• [WHAT TO WORK ON]
In the entries below, take the lines from the one with "- heatmap-cell: [256, 255, 260, 260]" up to and including the one with "- heatmap-cell: [164, 297, 169, 301]". Reproduce them with "heatmap-row" changed to "heatmap-band" and everything else unchanged, and return only those lines.

• [STORED ROWS]
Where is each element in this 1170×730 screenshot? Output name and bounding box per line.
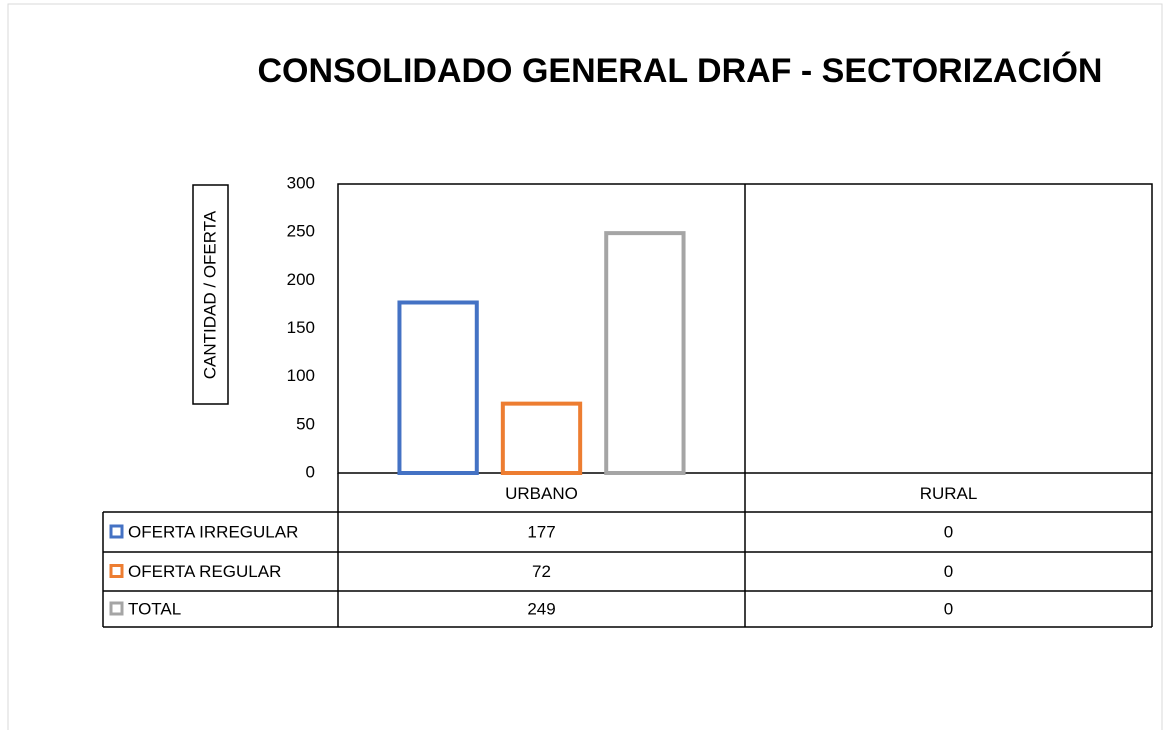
- y-tick-label: 200: [287, 270, 315, 289]
- legend-label: OFERTA REGULAR: [128, 562, 281, 581]
- chart-title: CONSOLIDADO GENERAL DRAF - SECTORIZACIÓN: [258, 52, 1103, 90]
- bar: [604, 231, 686, 475]
- y-tick-label: 150: [287, 318, 315, 337]
- x-tick-label: URBANO: [505, 484, 578, 503]
- table-value: 0: [944, 522, 953, 541]
- legend-label: TOTAL: [128, 599, 181, 618]
- y-tick-label: 100: [287, 366, 315, 385]
- y-tick-label: 0: [306, 462, 315, 481]
- legend-key: [109, 564, 124, 578]
- chart-frame: [7, 3, 1163, 730]
- x-tick-label: RURAL: [920, 484, 978, 503]
- table-value: 72: [532, 562, 551, 581]
- table-value: 177: [527, 522, 555, 541]
- table-value: 0: [944, 562, 953, 581]
- table-value: 249: [527, 599, 555, 618]
- legend-label: OFERTA IRREGULAR: [128, 522, 298, 541]
- legend-key: [109, 601, 124, 616]
- legend-key: [109, 524, 124, 539]
- y-tick-label: 300: [287, 173, 315, 192]
- table-value: 0: [944, 599, 953, 618]
- bar: [500, 401, 583, 476]
- y-axis-label: CANTIDAD / OFERTA: [200, 210, 219, 379]
- bar: [397, 300, 479, 475]
- y-label-box: [192, 184, 229, 405]
- y-tick-label: 50: [296, 414, 315, 433]
- y-tick-label: 250: [287, 222, 315, 241]
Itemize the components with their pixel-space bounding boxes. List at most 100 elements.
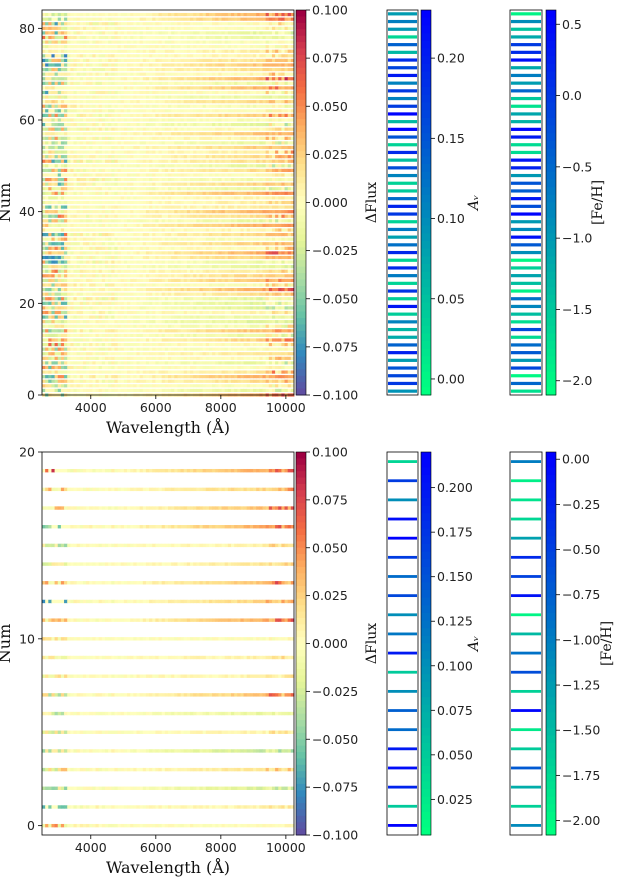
- heatmap-cell: [256, 255, 260, 260]
- heatmap-cell: [95, 159, 100, 163]
- heatmap-cell: [240, 274, 244, 278]
- heatmap-cell: [168, 265, 172, 269]
- heatmap-cell: [136, 237, 141, 241]
- heatmap-cell: [95, 283, 100, 287]
- heatmap-cell: [168, 205, 172, 209]
- heatmap-cell: [202, 219, 207, 223]
- heatmap-cell: [281, 177, 285, 182]
- heatmap-cell: [171, 168, 175, 173]
- heatmap-cell: [174, 287, 178, 292]
- heatmap-cell: [76, 200, 81, 205]
- heatmap-cell: [234, 329, 238, 333]
- heatmap-cell: [174, 187, 178, 191]
- heatmap-cell: [253, 347, 257, 351]
- heatmap-cell: [174, 265, 178, 269]
- heatmap-cell: [180, 159, 185, 163]
- heatmap-cell: [265, 196, 270, 200]
- heatmap-cell: [127, 370, 131, 374]
- heatmap-row: [42, 356, 295, 360]
- heatmap-cell: [155, 223, 159, 228]
- heatmap-cell: [70, 292, 74, 296]
- heatmap-cell: [177, 223, 181, 228]
- heatmap-cell: [70, 329, 74, 333]
- heatmap-row: [42, 228, 295, 232]
- heatmap-cell: [193, 246, 197, 250]
- heatmap-cell: [234, 297, 238, 301]
- heatmap-cell: [89, 315, 93, 319]
- heatmap-cell: [212, 200, 216, 205]
- heatmap-cell: [231, 324, 235, 328]
- heatmap-cell: [139, 297, 144, 301]
- heatmap-cell: [278, 118, 282, 122]
- heatmap-cell: [51, 269, 55, 273]
- heatmap-cell: [249, 306, 254, 310]
- heatmap-cell: [60, 301, 65, 305]
- heatmap-cell: [152, 205, 156, 209]
- heatmap-cell: [290, 173, 295, 177]
- heatmap-cell: [67, 168, 71, 173]
- heatmap-cell: [73, 187, 78, 191]
- heatmap-cell: [199, 237, 204, 241]
- heatmap-cell: [199, 338, 204, 342]
- heatmap-cell: [60, 329, 65, 333]
- heatmap-cell: [246, 388, 251, 393]
- heatmap-cell: [168, 320, 172, 324]
- heatmap-cell: [202, 356, 207, 360]
- heatmap-cell: [45, 375, 49, 379]
- heatmap-cell: [158, 232, 163, 237]
- heatmap-cell: [193, 379, 197, 383]
- heatmap-cell: [186, 306, 191, 310]
- heatmap-cell: [42, 315, 46, 319]
- heatmap-cell: [158, 365, 163, 370]
- heatmap-cell: [249, 297, 254, 301]
- heatmap-cell: [265, 361, 270, 365]
- heatmap-cell: [231, 237, 235, 241]
- heatmap-cell: [155, 306, 159, 310]
- heatmap-cell: [92, 260, 96, 264]
- heatmap-cell: [256, 127, 260, 131]
- heatmap-cell: [171, 118, 175, 122]
- heatmap-cell: [130, 297, 134, 301]
- heatmap-cell: [98, 310, 103, 315]
- heatmap-cell: [54, 310, 59, 315]
- heatmap-cell: [215, 297, 219, 301]
- heatmap-cell: [164, 297, 169, 301]
- heatmap-cell: [123, 187, 128, 191]
- heatmap-cell: [240, 375, 244, 379]
- heatmap-cell: [284, 177, 289, 182]
- heatmap-cell: [278, 150, 282, 154]
- heatmap-cell: [240, 306, 244, 310]
- heatmap-cell: [249, 173, 254, 177]
- heatmap-cell: [268, 306, 273, 310]
- heatmap-row: [42, 118, 295, 122]
- heatmap-cell: [120, 205, 125, 209]
- heatmap-cell: [67, 127, 71, 131]
- heatmap-cell: [218, 159, 222, 163]
- heatmap-cell: [284, 370, 289, 374]
- heatmap-cell: [136, 297, 141, 301]
- heatmap-cell: [111, 155, 115, 159]
- heatmap-cell: [237, 232, 241, 237]
- heatmap-cell: [265, 200, 270, 205]
- heatmap-cell: [284, 122, 289, 127]
- heatmap-cell: [86, 320, 90, 324]
- heatmap-cell: [224, 177, 229, 182]
- heatmap-cell: [275, 159, 279, 163]
- heatmap-cell: [145, 379, 150, 383]
- heatmap-cell: [76, 150, 81, 154]
- heatmap-cell: [215, 356, 219, 360]
- heatmap-cell: [237, 388, 241, 393]
- heatmap-cell: [171, 365, 175, 370]
- heatmap-cell: [60, 187, 65, 191]
- heatmap-cell: [177, 251, 181, 255]
- heatmap-cell: [174, 223, 178, 228]
- heatmap-cell: [221, 315, 226, 319]
- heatmap-cell: [48, 297, 52, 301]
- heatmap-cell: [284, 242, 289, 246]
- heatmap-cell: [271, 269, 276, 273]
- heatmap-cell: [208, 310, 213, 315]
- heatmap-cell: [114, 265, 118, 269]
- heatmap-cell: [57, 164, 62, 168]
- heatmap-cell: [256, 228, 260, 232]
- heatmap-cell: [265, 210, 270, 214]
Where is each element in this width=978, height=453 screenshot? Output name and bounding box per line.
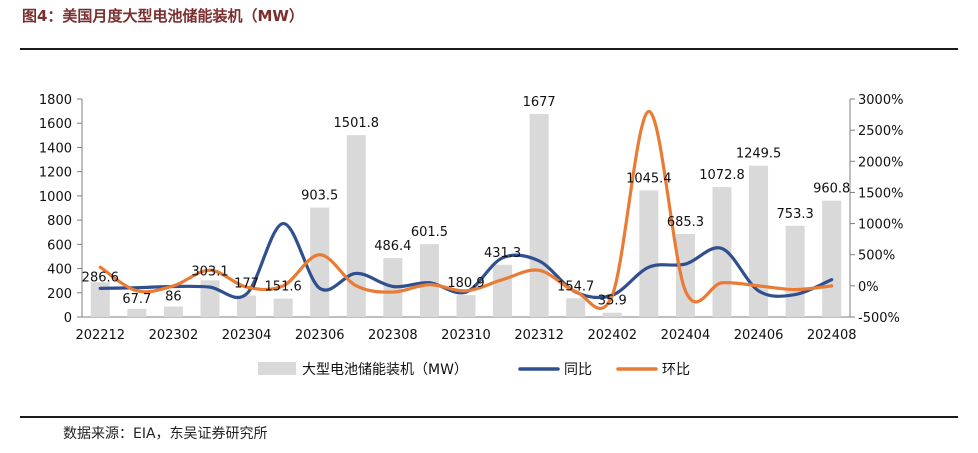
bar-202311 xyxy=(493,264,513,317)
bar-202305 xyxy=(273,298,293,317)
bar-202307 xyxy=(346,135,366,317)
bar-202310 xyxy=(456,295,476,317)
bar-202212 xyxy=(90,282,110,317)
y-left-tick-label: 200 xyxy=(47,287,72,302)
top-rule xyxy=(20,48,958,50)
data-label-202407: 753.3 xyxy=(777,207,814,222)
y-left-tick-label: 1400 xyxy=(39,141,72,156)
data-label-202403: 1045.4 xyxy=(626,171,672,186)
x-tick-label: 202402 xyxy=(587,328,637,343)
y-right-tick-label: 500% xyxy=(858,249,895,264)
data-label-202404: 685.3 xyxy=(667,215,704,230)
bottom-rule xyxy=(20,416,958,418)
y-left-tick-label: 1800 xyxy=(39,93,72,108)
data-label-202302: 86 xyxy=(165,290,182,305)
y-right-tick-label: -500% xyxy=(858,311,900,326)
y-left-tick-label: 600 xyxy=(47,238,72,253)
data-label-202301: 67.7 xyxy=(122,292,151,307)
y-right-tick-label: 2500% xyxy=(858,124,903,139)
y-right-tick-label: 2000% xyxy=(858,155,903,170)
x-tick-label: 202308 xyxy=(368,328,418,343)
y-left-tick-label: 0 xyxy=(64,311,72,326)
legend: 大型电池储能装机（MW） 同比 环比 xyxy=(258,362,690,378)
bar-202301 xyxy=(127,308,147,317)
bar-202306 xyxy=(310,207,330,317)
bar-202404 xyxy=(675,234,695,317)
data-label-202303: 303.1 xyxy=(191,264,228,279)
bar-202402 xyxy=(602,312,622,317)
bar-202403 xyxy=(639,190,659,317)
x-tick-label: 202406 xyxy=(734,328,784,343)
y-right-tick-label: 1500% xyxy=(858,186,903,201)
y-right-tick-label: 3000% xyxy=(858,93,903,108)
bar-202406 xyxy=(749,165,769,317)
data-label-202406: 1249.5 xyxy=(736,147,782,162)
y-left-tick-label: 1200 xyxy=(39,166,72,181)
bar-202304 xyxy=(237,295,257,317)
y-right-tick-label: 0% xyxy=(858,280,879,295)
bar-202312 xyxy=(529,113,549,317)
bar-202407 xyxy=(785,225,805,317)
y-right-tick-label: 1000% xyxy=(858,218,903,233)
source-note: 数据来源：EIA，东吴证券研究所 xyxy=(63,426,268,442)
x-tick-label: 202304 xyxy=(222,328,272,343)
data-label-202405: 1072.8 xyxy=(699,168,745,183)
x-tick-label: 202306 xyxy=(295,328,345,343)
data-label-202408: 960.8 xyxy=(813,182,850,197)
x-tick-label: 202312 xyxy=(514,328,564,343)
series-line-yoy xyxy=(98,221,834,300)
bar-202408 xyxy=(822,200,842,317)
lines-layer xyxy=(98,109,834,311)
data-label-202304: 177 xyxy=(234,277,259,292)
legend-label-bar: 大型电池储能装机（MW） xyxy=(302,362,468,378)
y-left-tick-label: 400 xyxy=(47,263,72,278)
y-left-tick-label: 800 xyxy=(47,214,72,229)
data-label-202401: 154.7 xyxy=(557,279,594,294)
bar-202302 xyxy=(163,306,183,317)
legend-swatch-bar xyxy=(258,362,296,375)
data-label-202309: 601.5 xyxy=(411,225,448,240)
y-left-tick-label: 1000 xyxy=(39,190,72,205)
data-label-202310: 180.9 xyxy=(447,276,484,291)
x-tick-label: 202408 xyxy=(807,328,857,343)
series-line-mom xyxy=(98,109,834,311)
data-label-202307: 1501.8 xyxy=(334,116,380,131)
data-label-202312: 1677 xyxy=(523,95,556,110)
figure-title: 图4：美国月度大型电池储能装机（MW） xyxy=(22,7,304,25)
bar-202401 xyxy=(566,298,586,317)
x-tick-label: 202212 xyxy=(75,328,125,343)
data-label-202402: 35.9 xyxy=(598,294,627,309)
data-label-202212: 286.6 xyxy=(82,270,119,285)
x-tick-label: 202310 xyxy=(441,328,491,343)
y-left-tick-label: 1600 xyxy=(39,117,72,132)
data-label-202308: 486.4 xyxy=(374,239,411,254)
data-label-202306: 903.5 xyxy=(301,189,338,204)
x-tick-label: 202302 xyxy=(149,328,199,343)
data-label-202311: 431.3 xyxy=(484,246,521,261)
axes-layer: 0 200 400 600 800 1000 1200 1400 1600 1800 -500% 0%… xyxy=(39,93,904,343)
data-labels-layer: 286.667.7 86 303.1 177 151.6 903.5 1501.8 486.4… xyxy=(82,95,851,309)
legend-label-yoy: 同比 xyxy=(564,362,592,378)
bar-202309 xyxy=(419,244,439,317)
x-tick-label: 202404 xyxy=(661,328,711,343)
data-label-202305: 151.6 xyxy=(265,280,302,295)
legend-label-mom: 环比 xyxy=(662,362,690,378)
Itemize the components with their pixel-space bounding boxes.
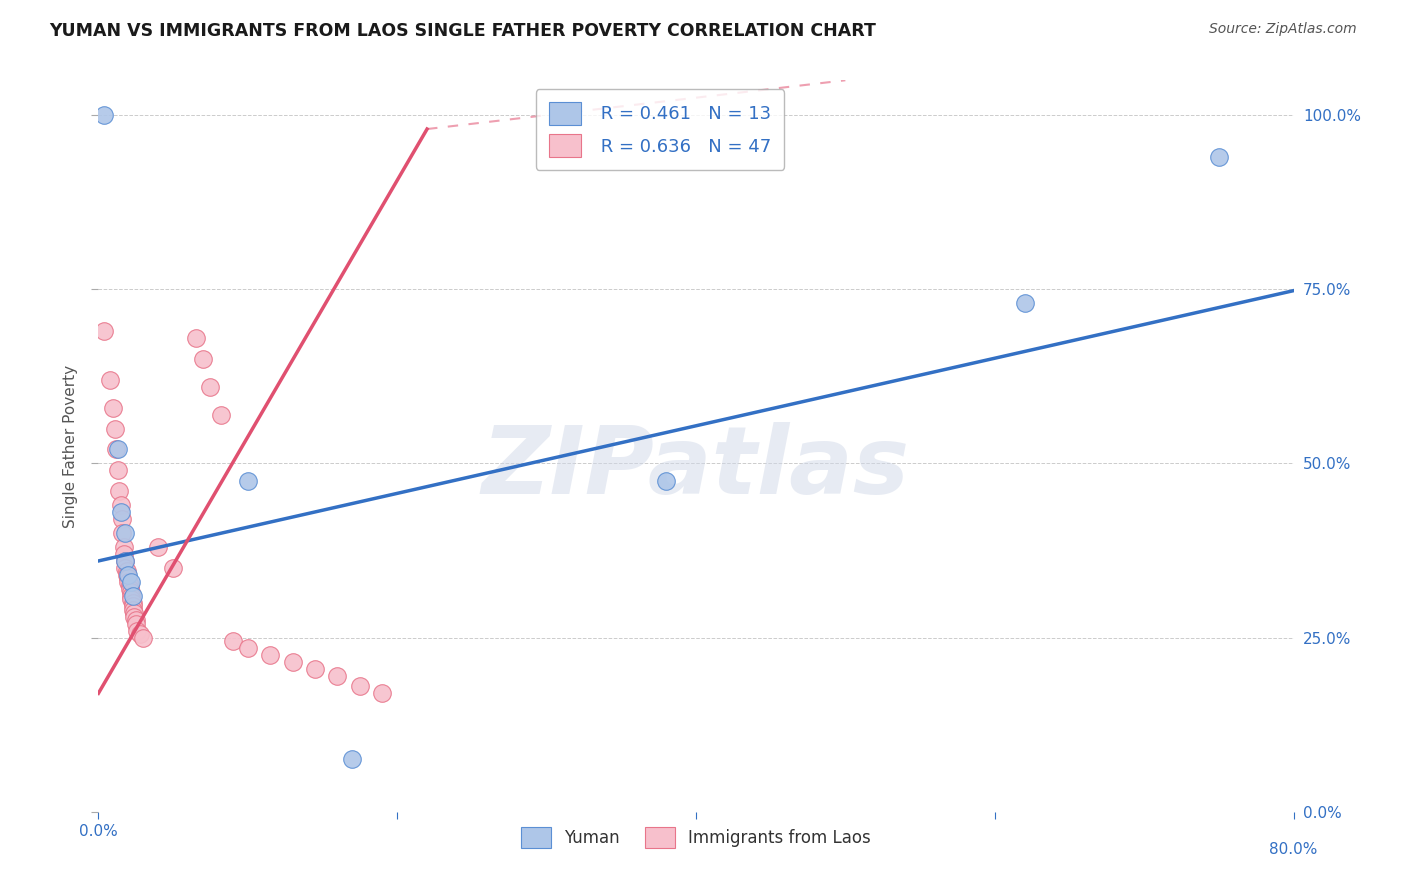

• [ANSWER IN FULL]
- heatmap-cell: [256, 255, 260, 260]
- heatmap-cell: [95, 159, 100, 163]
- heatmap-cell: [240, 274, 244, 278]
- heatmap-cell: [168, 265, 172, 269]
- heatmap-cell: [136, 237, 141, 241]
- heatmap-cell: [95, 283, 100, 287]
- heatmap-cell: [168, 205, 172, 209]
- heatmap-cell: [202, 219, 207, 223]
- heatmap-cell: [281, 177, 285, 182]
- heatmap-cell: [171, 168, 175, 173]
- heatmap-cell: [174, 287, 178, 292]
- heatmap-cell: [76, 200, 81, 205]
- heatmap-cell: [234, 329, 238, 333]
- heatmap-cell: [174, 187, 178, 191]
- heatmap-cell: [253, 347, 257, 351]
- heatmap-cell: [174, 265, 178, 269]
- heatmap-cell: [180, 159, 185, 163]
- heatmap-cell: [265, 196, 270, 200]
- heatmap-cell: [127, 370, 131, 374]
- heatmap-band: [42, 356, 295, 360]
- heatmap-cell: [155, 223, 159, 228]
- heatmap-cell: [70, 292, 74, 296]
- heatmap-cell: [177, 223, 181, 228]
- heatmap-cell: [70, 329, 74, 333]
- heatmap-band: [42, 228, 295, 232]
- heatmap-cell: [193, 246, 197, 250]
- heatmap-cell: [234, 297, 238, 301]
- heatmap-cell: [89, 315, 93, 319]
- heatmap-cell: [212, 200, 216, 205]
- heatmap-cell: [231, 324, 235, 328]
- heatmap-cell: [139, 297, 144, 301]
- heatmap-cell: [278, 118, 282, 122]
- heatmap-cell: [51, 269, 55, 273]
- heatmap-cell: [249, 306, 254, 310]
- heatmap-cell: [60, 301, 65, 305]
- heatmap-cell: [152, 205, 156, 209]
- heatmap-cell: [290, 173, 295, 177]
- heatmap-cell: [67, 168, 71, 173]
- heatmap-cell: [73, 187, 78, 191]
- heatmap-cell: [199, 237, 204, 241]
- heatmap-cell: [199, 338, 204, 342]
- heatmap-cell: [60, 329, 65, 333]
- heatmap-cell: [246, 388, 251, 393]
- heatmap-cell: [168, 320, 172, 324]
- heatmap-cell: [202, 356, 207, 360]
- heatmap-cell: [45, 375, 49, 379]
- heatmap-cell: [158, 232, 163, 237]
- heatmap-cell: [193, 379, 197, 383]
- heatmap-cell: [186, 306, 191, 310]
- heatmap-cell: [42, 315, 46, 319]
- heatmap-cell: [158, 365, 163, 370]
- heatmap-cell: [249, 297, 254, 301]
- heatmap-cell: [265, 361, 270, 365]
- heatmap-cell: [231, 237, 235, 241]
- heatmap-cell: [155, 306, 159, 310]
- heatmap-cell: [92, 260, 96, 264]
- heatmap-cell: [256, 127, 260, 131]
- heatmap-cell: [171, 118, 175, 122]
- heatmap-cell: [130, 297, 134, 301]
- heatmap-cell: [98, 310, 103, 315]
- heatmap-cell: [54, 310, 59, 315]
- heatmap-cell: [215, 297, 219, 301]
- heatmap-cell: [164, 297, 169, 301]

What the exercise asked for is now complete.